# Given request:
Reproduce the data in its entirety, exactly as supplied.

(Items from a data source)
▬▬▬▬▬▬
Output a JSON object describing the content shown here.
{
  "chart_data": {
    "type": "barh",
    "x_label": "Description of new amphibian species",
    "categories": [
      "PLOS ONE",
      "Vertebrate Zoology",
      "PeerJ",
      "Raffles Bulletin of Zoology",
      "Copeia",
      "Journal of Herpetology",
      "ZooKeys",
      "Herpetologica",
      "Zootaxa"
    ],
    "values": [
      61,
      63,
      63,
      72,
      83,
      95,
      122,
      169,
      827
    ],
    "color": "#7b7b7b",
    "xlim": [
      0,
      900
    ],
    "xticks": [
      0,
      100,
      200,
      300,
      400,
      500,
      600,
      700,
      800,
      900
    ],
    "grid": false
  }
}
▬▬▬▬▬▬
# Result of the exercise:
Output a JSON object describing the content shown here.
{
  "chart_data": {
    "type": "barh",
    "x_label": "Description of new amphibian species",
    "categories": [
      "PLOS ONE",
      "Vertebrate Zoology",
      "PeerJ",
      "Raffles Bulletin of Zoology",
      "Copeia",
      "Journal of Herpetology",
      "ZooKeys",
      "Herpetologica",
      "Zootaxa"
    ],
    "values": [
      61,
      63,
      63,
      72,
      83,
      95,
      122,
      169,
      827
    ],
    "color": "#7b7b7b",
    "xlim": [
      0,
      900
    ],
    "xticks": [
      0,
      100,
      200,
      300,
      400,
      500,
      600,
      700,
      800,
      900
    ],
    "grid": false
  }
}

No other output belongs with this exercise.